-- What is required --
Pull each line holding the word "может" from the data.

-- START OF Dataset records --

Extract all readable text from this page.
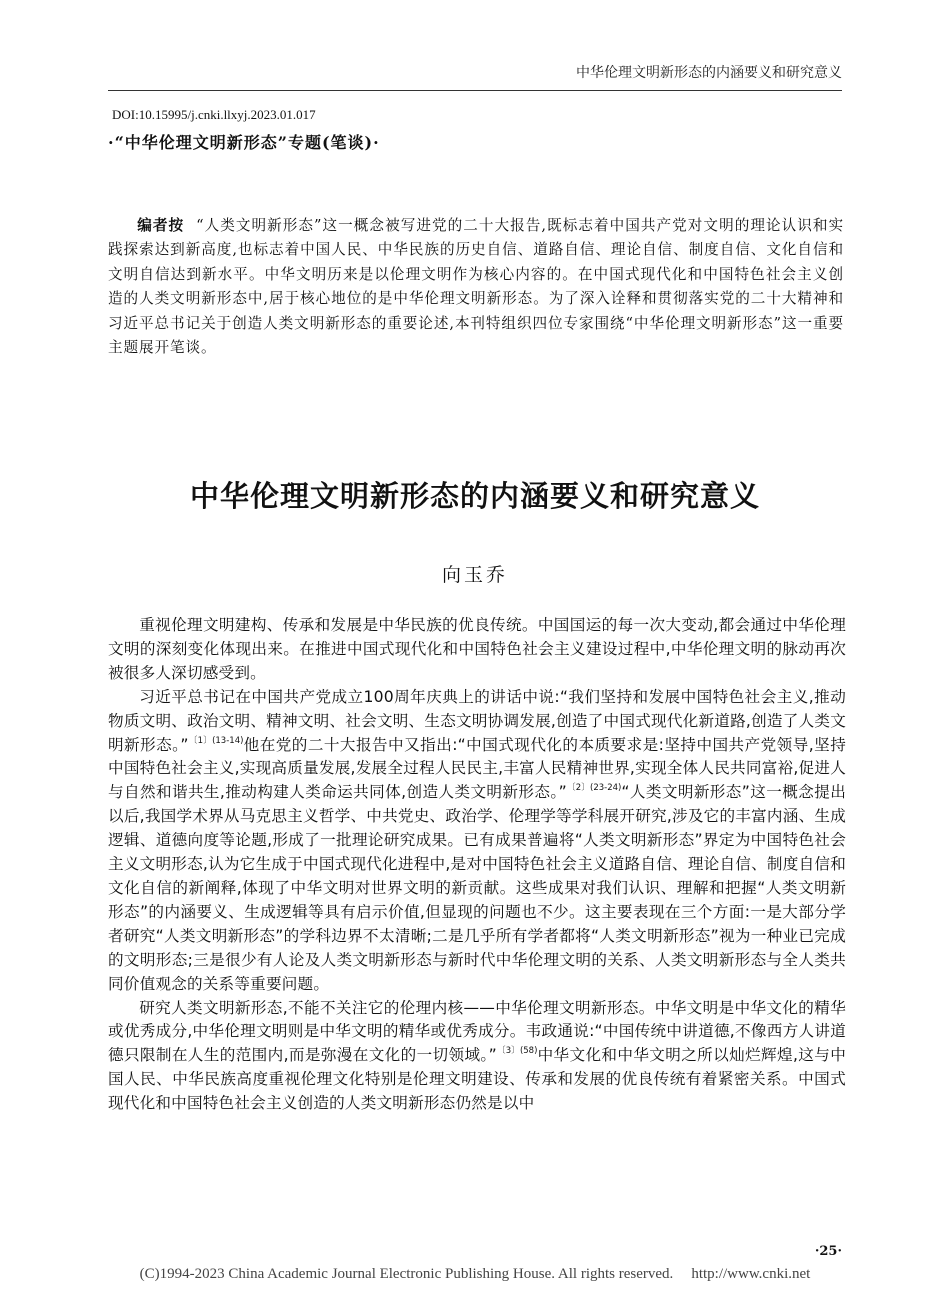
中华伦理文明新形态的内涵要义和研究意义
DOI:10.15995/j.cnki.llxyj.2023.01.017
·“中华伦理文明新形态”专题(笔谈)·

编者按 “人类文明新形态”这一概念被写进党的二十大报告,既标志着中国共产党对文明的理论认识和实践探索达到新高度,也标志着中国人民、中华民族的历史自信、道路自信、理论自信、制度自信、文化自信和文明自信达到新水平。中华文明历来是以伦理文明作为核心内容的。在中国式现代化和中国特色社会主义创造的人类文明新形态中,居于核心地位的是中华伦理文明新形态。为了深入诠释和贯彻落实党的二十大精神和习近平总书记关于创造人类文明新形态的重要论述,本刊特组织四位专家围绕“中华伦理文明新形态”这一重要主题展开笔谈。

中华伦理文明新形态的内涵要义和研究意义
向玉乔

重视伦理文明建构、传承和发展是中华民族的优良传统。中国国运的每一次大变动,都会通过中华伦理文明的深刻变化体现出来。在推进中国式现代化和中国特色社会主义建设过程中,中华伦理文明的脉动再次被很多人深切感受到。

习近平总书记在中国共产党成立100周年庆典上的讲话中说:“我们坚持和发展中国特色社会主义,推动物质文明、政治文明、精神文明、社会文明、生态文明协调发展,创造了中国式现代化新道路,创造了人类文明新形态。”$^{〔1〕(13-14)}$他在党的二十大报告中又指出:“中国式现代化的本质要求是:坚持中国共产党领导,坚持中国特色社会主义,实现高质量发展,发展全过程人民民主,丰富人民精神世界,实现全体人民共同富裕,促进人与自然和谐共生,推动构建人类命运共同体,创造人类文明新形态。”$^{〔2〕(23-24)}$“人类文明新形态”这一概念提出以后,我国学术界从马克思主义哲学、中共党史、政治学、伦理学等学科展开研究,涉及它的丰富内涵、生成逻辑、道德向度等论题,形成了一批理论研究成果。已有成果普遍将“人类文明新形态”界定为中国特色社会主义文明形态,认为它生成于中国式现代化进程中,是对中国特色社会主义道路自信、理论自信、制度自信和文化自信的新阐释,体现了中华文明对世界文明的新贡献。这些成果对我们认识、理解和把握“人类文明新形态”的内涵要义、生成逻辑等具有启示价值,但显现的问题也不少。这主要表现在三个方面:一是大部分学者研究“人类文明新形态”的学科边界不太清晰;二是几乎所有学者都将“人类文明新形态”视为一种业已完成的文明形态;三是很少有人论及人类文明新形态与新时代中华伦理文明的关系、人类文明新形态与全人类共同价值观念的关系等重要问题。

研究人类文明新形态,不能不关注它的伦理内核——中华伦理文明新形态。中华文明是中华文化的精华或优秀成分,中华伦理文明则是中华文明的精华或优秀成分。韦政通说:“中国传统中讲道德,不像西方人讲道德只限制在人生的范围内,而是弥漫在文化的一切领域。”$^{〔3〕(58)}$中华文化和中华文明之所以灿烂辉煌,这与中国人民、中华民族高度重视伦理文化特别是伦理文明建设、传承和发展的优良传统有着紧密关系。中国式现代化和中国特色社会主义创造的人类文明新形态仍然是以中

·25·
(C)1994-2023 China Academic Journal Electronic Publishing House. All rights reserved. http://www.cnki.net
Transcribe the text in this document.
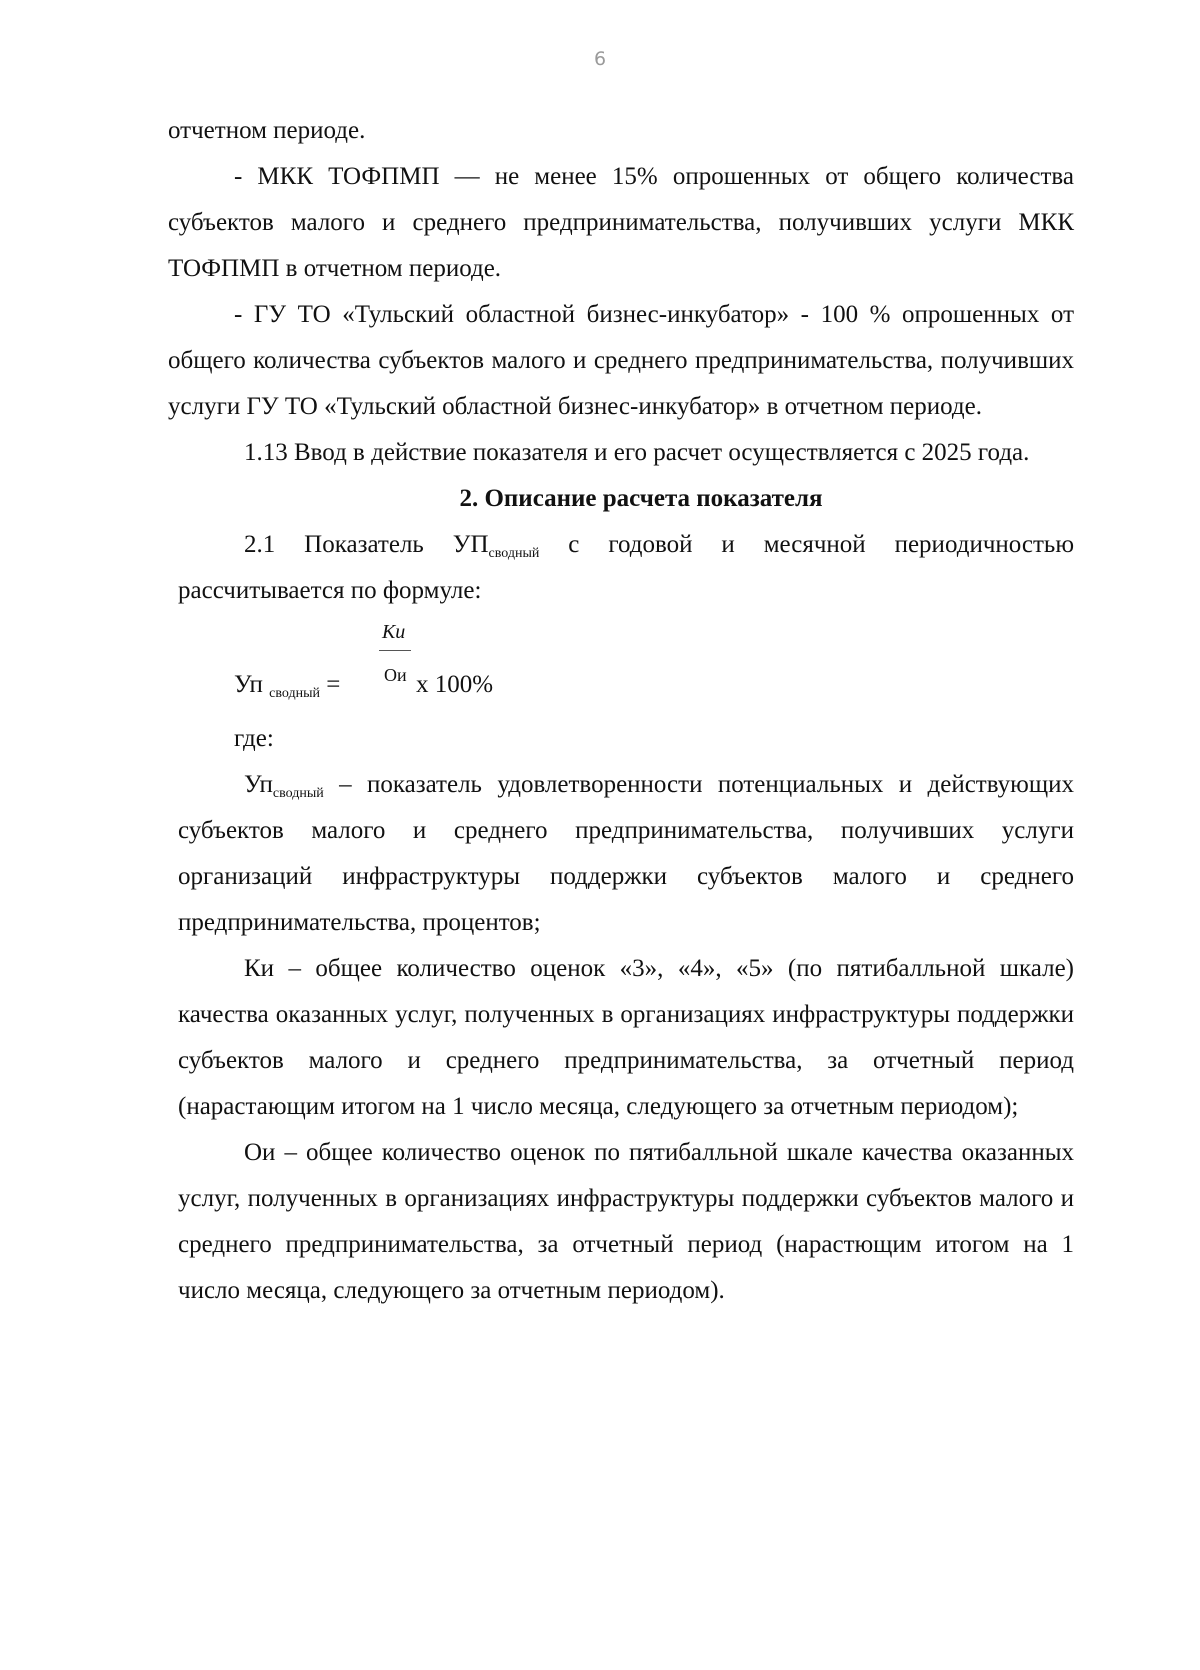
6

отчетном периоде.

- МКК ТОФПМП — не менее 15% опрошенных от общего количества субъектов малого и среднего предпринимательства, получивших услуги МКК ТОФПМП в отчетном периоде.

- ГУ ТО «Тульский областной бизнес-инкубатор» - 100 % опрошенных от общего количества субъектов малого и среднего предпринимательства, получивших услуги ГУ ТО «Тульский областной бизнес-инкубатор» в отчетном периоде.

1.13 Ввод в действие показателя и его расчет осуществляется с 2025 года.

2. Описание расчета показателя

2.1 Показатель $УП_{сводный}$ с годовой и месячной периодичностью рассчитывается по формуле:

Уп $_{сводный}$ =
Ки
Ои х 100%

где:

$Уп_{сводный}$ – показатель удовлетворенности потенциальных и действующих субъектов малого и среднего предпринимательства, получивших услуги организаций инфраструктуры поддержки субъектов малого и среднего предпринимательства, процентов;

Ки – общее количество оценок «3», «4», «5» (по пятибалльной шкале) качества оказанных услуг, полученных в организациях инфраструктуры поддержки субъектов малого и среднего предпринимательства, за отчетный период (нарастающим итогом на 1 число месяца, следующего за отчетным периодом);

Ои – общее количество оценок по пятибалльной шкале качества оказанных услуг, полученных в организациях инфраструктуры поддержки субъектов малого и среднего предпринимательства, за отчетный период (нарастющим итогом на 1 число месяца, следующего за отчетным периодом).
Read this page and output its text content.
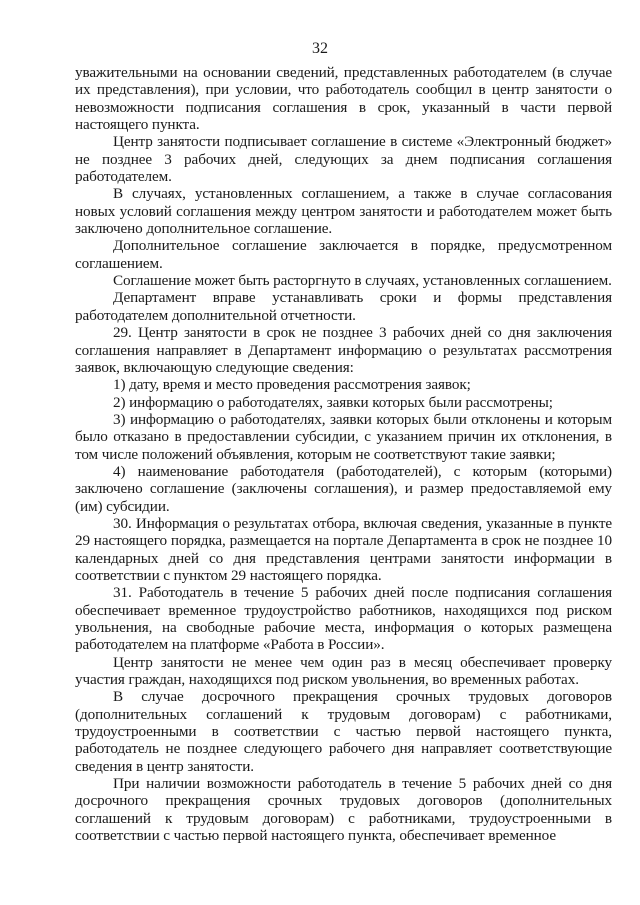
32

уважительными на основании сведений, представленных работодателем (в случае их представления), при условии, что работодатель сообщил в центр занятости о невозможности подписания соглашения в срок, указанный в части первой настоящего пункта.

Центр занятости подписывает соглашение в системе «Электронный бюджет» не позднее 3 рабочих дней, следующих за днем подписания соглашения работодателем.

В случаях, установленных соглашением, а также в случае согласования новых условий соглашения между центром занятости и работодателем может быть заключено дополнительное соглашение.

Дополнительное соглашение заключается в порядке, предусмотренном соглашением.

Соглашение может быть расторгнуто в случаях, установленных соглашением.

Департамент вправе устанавливать сроки и формы представления работодателем дополнительной отчетности.

29. Центр занятости в срок не позднее 3 рабочих дней со дня заключения соглашения направляет в Департамент информацию о результатах рассмотрения заявок, включающую следующие сведения:

1) дату, время и место проведения рассмотрения заявок;

2) информацию о работодателях, заявки которых были рассмотрены;

3) информацию о работодателях, заявки которых были отклонены и которым было отказано в предоставлении субсидии, с указанием причин их отклонения, в том числе положений объявления, которым не соответствуют такие заявки;

4) наименование работодателя (работодателей), с которым (которыми) заключено соглашение (заключены соглашения), и размер предоставляемой ему (им) субсидии.

30. Информация о результатах отбора, включая сведения, указанные в пункте 29 настоящего порядка, размещается на портале Департамента в срок не позднее 10 календарных дней со дня представления центрами занятости информации в соответствии с пунктом 29 настоящего порядка.

31. Работодатель в течение 5 рабочих дней после подписания соглашения обеспечивает временное трудоустройство работников, находящихся под риском увольнения, на свободные рабочие места, информация о которых размещена работодателем на платформе «Работа в России».

Центр занятости не менее чем один раз в месяц обеспечивает проверку участия граждан, находящихся под риском увольнения, во временных работах.

В случае досрочного прекращения срочных трудовых договоров (дополнительных соглашений к трудовым договорам) с работниками, трудоустроенными в соответствии с частью первой настоящего пункта, работодатель не позднее следующего рабочего дня направляет соответствующие сведения в центр занятости.

При наличии возможности работодатель в течение 5 рабочих дней со дня досрочного прекращения срочных трудовых договоров (дополнительных соглашений к трудовым договорам) с работниками, трудоустроенными в соответствии с частью первой настоящего пункта, обеспечивает временное
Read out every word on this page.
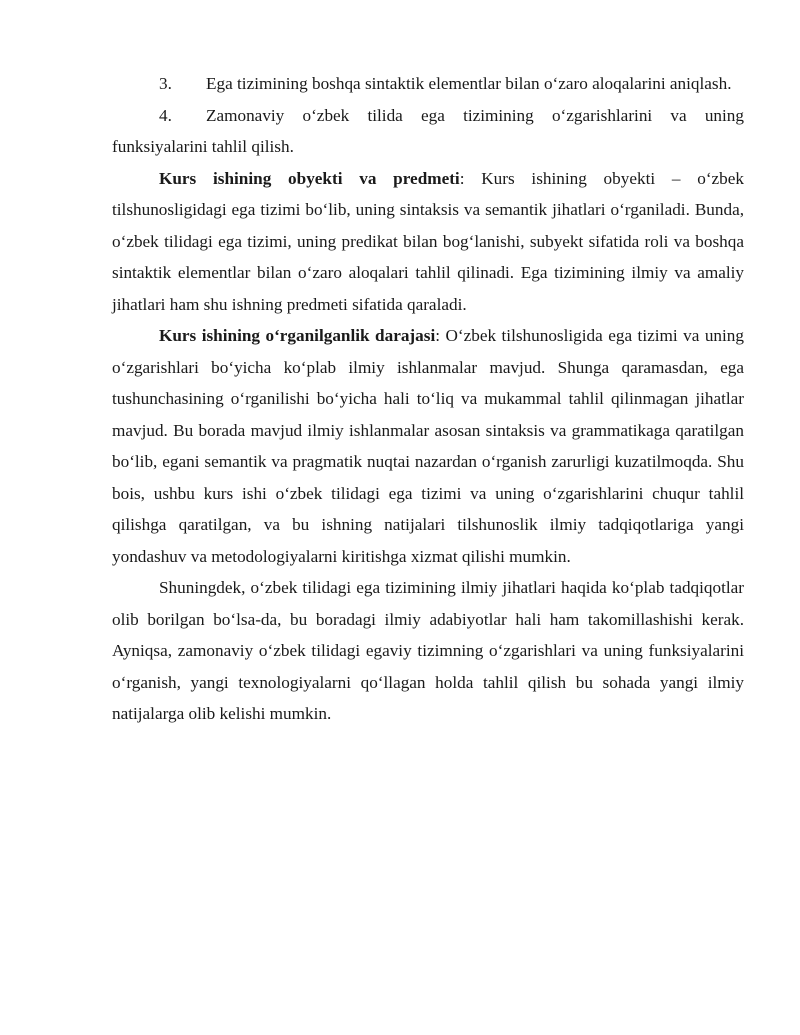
3. Ega tizimining boshqa sintaktik elementlar bilan o‘zaro aloqalarini aniqlash.

4. Zamonaviy o‘zbek tilida ega tizimining o‘zgarishlarini va uning funksiyalarini tahlil qilish.

Kurs ishining obyekti va predmeti: Kurs ishining obyekti – o‘zbek tilshunosligidagi ega tizimi bo‘lib, uning sintaksis va semantik jihatlari o‘rganiladi. Bunda, o‘zbek tilidagi ega tizimi, uning predikat bilan bog‘lanishi, subyekt sifatida roli va boshqa sintaktik elementlar bilan o‘zaro aloqalari tahlil qilinadi. Ega tizimining ilmiy va amaliy jihatlari ham shu ishning predmeti sifatida qaraladi.

Kurs ishining o‘rganilganlik darajasi: O‘zbek tilshunosligida ega tizimi va uning o‘zgarishlari bo‘yicha ko‘plab ilmiy ishlanmalar mavjud. Shunga qaramasdan, ega tushunchasining o‘rganilishi bo‘yicha hali to‘liq va mukammal tahlil qilinmagan jihatlar mavjud. Bu borada mavjud ilmiy ishlanmalar asosan sintaksis va grammatikaga qaratilgan bo‘lib, egani semantik va pragmatik nuqtai nazardan o‘rganish zarurligi kuzatilmoqda. Shu bois, ushbu kurs ishi o‘zbek tilidagi ega tizimi va uning o‘zgarishlarini chuqur tahlil qilishga qaratilgan, va bu ishning natijalari tilshunoslik ilmiy tadqiqotlariga yangi yondashuv va metodologiyalarni kiritishga xizmat qilishi mumkin.

Shuningdek, o‘zbek tilidagi ega tizimining ilmiy jihatlari haqida ko‘plab tadqiqotlar olib borilgan bo‘lsa-da, bu boradagi ilmiy adabiyotlar hali ham takomillashishi kerak. Ayniqsa, zamonaviy o‘zbek tilidagi egaviy tizimning o‘zgarishlari va uning funksiyalarini o‘rganish, yangi texnologiyalarni qo‘llagan holda tahlil qilish bu sohada yangi ilmiy natijalarga olib kelishi mumkin.
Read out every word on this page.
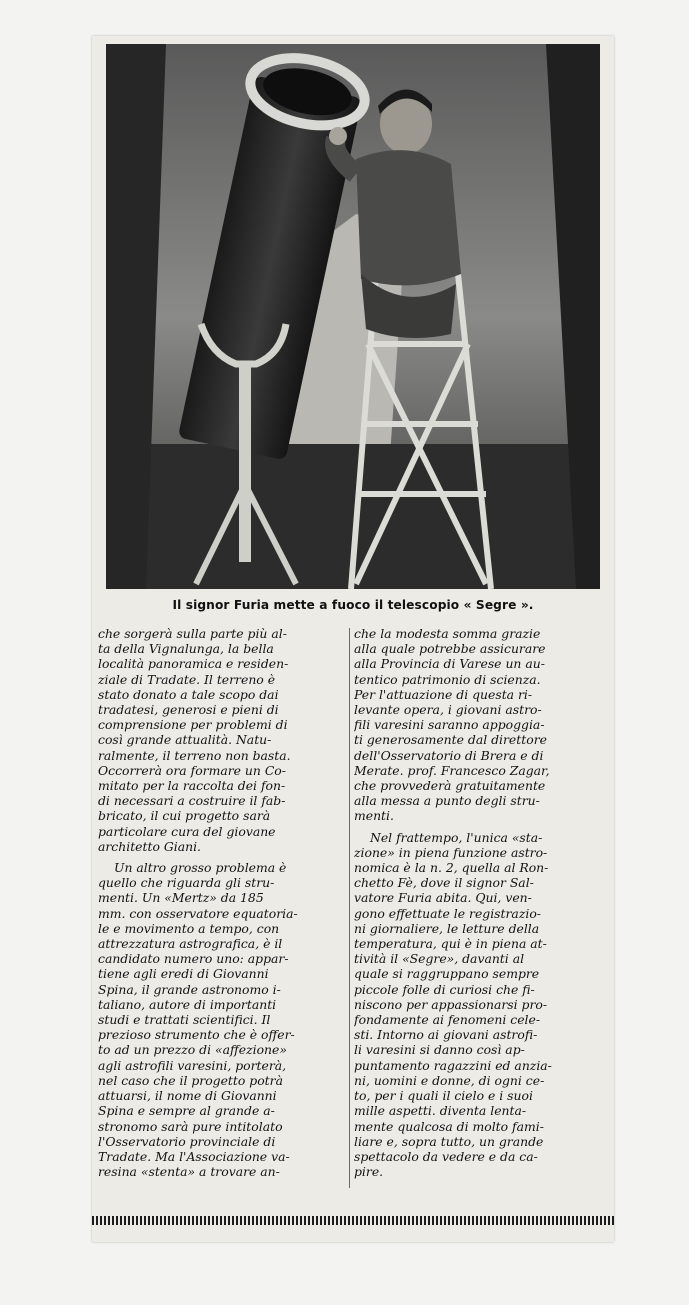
Il signor Furia mette a fuoco il telescopio « Segre ».
che sorgerà sulla parte più al-
ta della Vignalunga, la bella
località panoramica e residen-
ziale di Tradate. Il terreno è
stato donato a tale scopo dai
tradatesi, generosi e pieni di
comprensione per problemi di
così grande attualità. Natu-
ralmente, il terreno non basta.
Occorrerà ora formare un Co-
mitato per la raccolta dei fon-
di necessari a costruire il fab-
bricato, il cui progetto sarà
particolare cura del giovane
architetto Giani.
Un altro grosso problema è
quello che riguarda gli stru-
menti. Un «Mertz» da 185
mm. con osservatore equatoria-
le e movimento a tempo, con
attrezzatura astrografica, è il
candidato numero uno: appar-
tiene agli eredi di Giovanni
Spina, il grande astronomo i-
taliano, autore di importanti
studi e trattati scientifici. Il
prezioso strumento che è offer-
to ad un prezzo di «affezione»
agli astrofili varesini, porterà,
nel caso che il progetto potrà
attuarsi, il nome di Giovanni
Spina e sempre al grande a-
stronomo sarà pure intitolato
l'Osservatorio provinciale di
Tradate. Ma l'Associazione va-
resina «stenta» a trovare an-
che la modesta somma grazie
alla quale potrebbe assicurare
alla Provincia di Varese un au-
tentico patrimonio di scienza.
Per l'attuazione di questa ri-
levante opera, i giovani astro-
fili varesini saranno appoggia-
ti generosamente dal direttore
dell'Osservatorio di Brera e di
Merate. prof. Francesco Zagar,
che provvederà gratuitamente
alla messa a punto degli stru-
menti.
Nel frattempo, l'unica «sta-
zione» in piena funzione astro-
nomica è la n. 2, quella al Ron-
chetto Fè, dove il signor Sal-
vatore Furia abita. Qui, ven-
gono effettuate le registrazio-
ni giornaliere, le letture della
temperatura, qui è in piena at-
tività il «Segre», davanti al
quale si raggruppano sempre
piccole folle di curiosi che fi-
niscono per appassionarsi pro-
fondamente ai fenomeni cele-
sti. Intorno ai giovani astrofi-
li varesini si danno così ap-
puntamento ragazzini ed anzia-
ni, uomini e donne, di ogni ce-
to, per i quali il cielo e i suoi
mille aspetti. diventa lenta-
mente qualcosa di molto fami-
liare e, sopra tutto, un grande
spettacolo da vedere e da ca-
pire.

-- END OF Dataset records --

-- Complete response --
В случаях, установленных соглашением, а также в случае согласования новых условий соглашения между центром занятости и работодателем может быть заключено дополнительное соглашение.
Соглашение может быть расторгнуто в случаях, установленных соглашением.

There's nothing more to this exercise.